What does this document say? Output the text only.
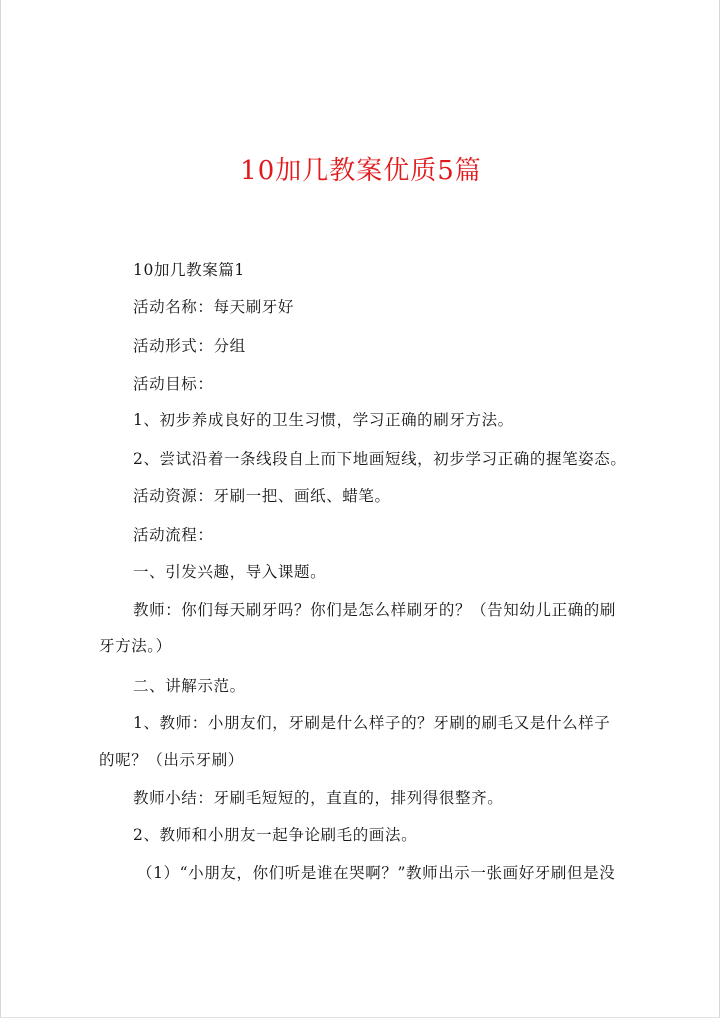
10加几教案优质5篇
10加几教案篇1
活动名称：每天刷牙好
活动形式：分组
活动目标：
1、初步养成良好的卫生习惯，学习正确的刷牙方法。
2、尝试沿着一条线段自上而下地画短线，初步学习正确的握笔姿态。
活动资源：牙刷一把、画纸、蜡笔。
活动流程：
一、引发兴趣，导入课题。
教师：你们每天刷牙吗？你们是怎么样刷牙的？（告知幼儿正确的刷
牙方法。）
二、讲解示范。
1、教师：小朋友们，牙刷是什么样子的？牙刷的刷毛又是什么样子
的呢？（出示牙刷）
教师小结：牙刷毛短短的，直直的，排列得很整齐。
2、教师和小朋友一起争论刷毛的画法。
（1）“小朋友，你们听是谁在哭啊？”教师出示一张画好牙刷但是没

__________

THE TASK:
Leave out the pictures and copy every record above exactly.

RIGHT ANSWER:
What does this document say? Output the text only.
10加几教案优质5篇
10加几教案篇1
活动名称：每天刷牙好
活动形式：分组
活动目标：
1、初步养成良好的卫生习惯，学习正确的刷牙方法。
2、尝试沿着一条线段自上而下地画短线，初步学习正确的握笔姿态。
活动资源：牙刷一把、画纸、蜡笔。
活动流程：
一、引发兴趣，导入课题。
教师：你们每天刷牙吗？你们是怎么样刷牙的？（告知幼儿正确的刷
牙方法。）
二、讲解示范。
1、教师：小朋友们，牙刷是什么样子的？牙刷的刷毛又是什么样子
的呢？（出示牙刷）
教师小结：牙刷毛短短的，直直的，排列得很整齐。
2、教师和小朋友一起争论刷毛的画法。
（1）“小朋友，你们听是谁在哭啊？”教师出示一张画好牙刷但是没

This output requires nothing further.